Philippe Coudé du Foresto said:


> I've written a small powershell script that automatically manage the LR backups.
> It removes the backups older than "x" days, but always  keeps the last "n" backups. These values "x" and "n" are defined in variables "LastMod" and "FilesToKeep" respectively and can be easily changed to meet your need.
> On my PC, this script is started automatically every day.
> 
> ...


This is an excellent solution for a persistent problem for anyone using a PC.   Something similar could be done using the Automator.app on the Mac.
However, in my experience, 30 days of backup catalogs is not sufficient.  I have had to go back as far as 6 months to recover accidentally deleted keywords.  
An ideal scenario might be something similar to what TimeMachine does for system backups:  1 every 30 minutes deleting all older than 24 hours except for one per day for 30 days, then keep one per month in perpetuity.


----------



## Philippe Coudé du Foresto (Aug 13, 2019)

clee01l said:


> This is an excellent solution for a persistent problem for anyone using a PC.   Something similar could be done using the Automator.app on the Mac.
> However, in my experience, 30 days of backup catalogs is not sufficient.  I have had to go back as far as 6 months to recover accidentally deleted keywords.
> An ideal scenario might be something similar to what TimeMachine does for system backups:  1 every 30 minutes deleting all older than 24 hours except for one per day for 30 days, then keep one per month in perpetuity.


This is what does my daily backup on my network, although I can only go 3 months back.  It backups all my files on every machines, which includes the standard LR catalog. Therefore, my LR backups are not used to go back very far, usually no more than one day.


----------



## kautz (Aug 29, 2019)

I am still confused by the terminology. In the attached screenshot, are each of the dated/numbered back-ups full backups or are they partials grouped under my most recently titled LR BU [month] Catalog Master?  I have just re-started backups on a new HDD because of a crash so I don't have JUNE, MAY, etc. Master catalog BU's to illustrate and to View attachment 12975keep.  Am I correct in thinking if each of these dated/numbered backups is a full backup, I can choose whatever dates I want to delete in order to save space (keeping in mind that I will want to space out my keepers in some methodical manner and eventually be back to, for example, one May,  one June, one July, etc.) Thanks for any insight offered!


----------



## Paul McFarlane (Aug 29, 2019)

They are full backups. However, I don't quite understand some of them. Ones that end .lrcat.zip are ones that LR has created in it's backup process. Ones not zipped where you have previews and other files, did you copy these manually? Few people would backup previews, they take silly amounts of space (as your screenshot shows) - better to keep a series of zipped catalog files than less with preview files.


----------



## Jim Wilde (Aug 29, 2019)

Paul McFarlane said:


> They are full backups. However, I don't quite understand some of them. Ones that end .lrcat.zip are ones that LR has created in it's backup process. Ones not zipped where you have previews and other files, did you copy these manually?


It's more likely that the zipped backup has been unzipped and opened into Lighroom, which immediately creates the Previews and Helper files. This happens a lot, it's not uncommon for a user to inadvertently be using a backup as the main catalog for an extended period, which often only comes to light when the user does a clean-up of older backups, which deletes that "current" catalog.


----------



## Paul McFarlane (Aug 29, 2019)

Good point Jim, I hadn't thought of the catalog having been opened!!!


----------

DATA SECTION:
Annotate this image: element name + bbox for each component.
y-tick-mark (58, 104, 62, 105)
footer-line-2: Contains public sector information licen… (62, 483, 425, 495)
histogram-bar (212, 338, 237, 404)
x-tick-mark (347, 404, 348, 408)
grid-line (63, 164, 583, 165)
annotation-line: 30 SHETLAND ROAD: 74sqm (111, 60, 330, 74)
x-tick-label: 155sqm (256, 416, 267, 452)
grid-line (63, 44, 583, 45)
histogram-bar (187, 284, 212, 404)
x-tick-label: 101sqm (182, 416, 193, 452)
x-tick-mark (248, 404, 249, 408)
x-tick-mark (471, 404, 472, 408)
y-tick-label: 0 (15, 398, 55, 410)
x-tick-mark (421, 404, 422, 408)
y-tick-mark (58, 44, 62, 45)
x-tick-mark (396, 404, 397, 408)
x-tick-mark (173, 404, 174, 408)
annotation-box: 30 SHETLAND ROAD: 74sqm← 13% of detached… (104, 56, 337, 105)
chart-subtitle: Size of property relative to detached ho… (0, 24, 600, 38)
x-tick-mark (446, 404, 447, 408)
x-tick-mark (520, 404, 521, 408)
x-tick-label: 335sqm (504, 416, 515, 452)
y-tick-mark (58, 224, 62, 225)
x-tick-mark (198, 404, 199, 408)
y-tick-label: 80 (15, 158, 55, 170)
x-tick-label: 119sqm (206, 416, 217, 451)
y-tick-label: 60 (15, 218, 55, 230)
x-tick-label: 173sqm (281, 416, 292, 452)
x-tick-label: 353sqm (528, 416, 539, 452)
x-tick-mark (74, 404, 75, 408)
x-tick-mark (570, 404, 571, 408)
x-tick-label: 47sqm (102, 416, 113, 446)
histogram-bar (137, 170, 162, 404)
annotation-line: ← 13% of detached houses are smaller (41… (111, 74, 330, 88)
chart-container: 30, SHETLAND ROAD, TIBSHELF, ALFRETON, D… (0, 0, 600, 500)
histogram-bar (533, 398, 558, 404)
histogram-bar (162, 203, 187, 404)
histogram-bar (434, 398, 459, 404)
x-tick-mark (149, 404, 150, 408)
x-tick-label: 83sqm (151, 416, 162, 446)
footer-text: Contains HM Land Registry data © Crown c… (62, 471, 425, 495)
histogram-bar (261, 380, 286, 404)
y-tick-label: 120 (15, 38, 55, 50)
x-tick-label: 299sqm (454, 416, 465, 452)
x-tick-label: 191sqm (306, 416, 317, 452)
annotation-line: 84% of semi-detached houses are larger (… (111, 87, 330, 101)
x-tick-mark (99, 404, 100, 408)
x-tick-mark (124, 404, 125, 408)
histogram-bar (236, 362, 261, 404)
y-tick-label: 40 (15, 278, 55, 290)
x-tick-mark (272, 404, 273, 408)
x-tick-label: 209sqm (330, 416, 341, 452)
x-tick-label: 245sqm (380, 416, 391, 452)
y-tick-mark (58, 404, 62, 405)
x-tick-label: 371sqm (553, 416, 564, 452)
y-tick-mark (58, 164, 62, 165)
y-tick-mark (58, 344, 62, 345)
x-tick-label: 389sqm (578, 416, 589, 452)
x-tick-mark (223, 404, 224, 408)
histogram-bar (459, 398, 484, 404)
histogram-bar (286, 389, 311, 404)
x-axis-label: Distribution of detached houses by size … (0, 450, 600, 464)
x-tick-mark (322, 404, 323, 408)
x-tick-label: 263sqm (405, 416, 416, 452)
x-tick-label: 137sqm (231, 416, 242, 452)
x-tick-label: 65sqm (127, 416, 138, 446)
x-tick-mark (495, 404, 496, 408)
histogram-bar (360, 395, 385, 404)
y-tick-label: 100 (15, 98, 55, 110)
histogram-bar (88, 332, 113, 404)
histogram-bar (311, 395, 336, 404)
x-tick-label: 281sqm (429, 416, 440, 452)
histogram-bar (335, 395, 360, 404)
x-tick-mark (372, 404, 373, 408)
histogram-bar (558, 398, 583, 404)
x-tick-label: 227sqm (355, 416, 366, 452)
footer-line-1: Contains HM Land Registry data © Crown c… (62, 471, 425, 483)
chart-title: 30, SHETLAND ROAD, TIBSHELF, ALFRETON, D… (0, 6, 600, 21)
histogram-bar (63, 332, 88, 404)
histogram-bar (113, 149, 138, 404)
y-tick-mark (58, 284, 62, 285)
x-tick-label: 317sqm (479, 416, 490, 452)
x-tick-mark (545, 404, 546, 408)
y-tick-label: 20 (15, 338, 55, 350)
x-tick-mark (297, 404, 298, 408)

WORK TO DO: Retype the passage from the thread on Lightroom backups, starting at "This is what" and ending at "kautz (Aug 29, 2019)". The entries are separate material with no connection to the thread on Lightroom backups.

COMPLETED TASK:
This is what does my daily backup on my network, although I can only go 3 months back.  It backups all my files on every machines, which includes the standard LR catalog. Therefore, my LR backups are not used to go back very far, usually no more than one day.


----------



## kautz (Aug 29, 2019)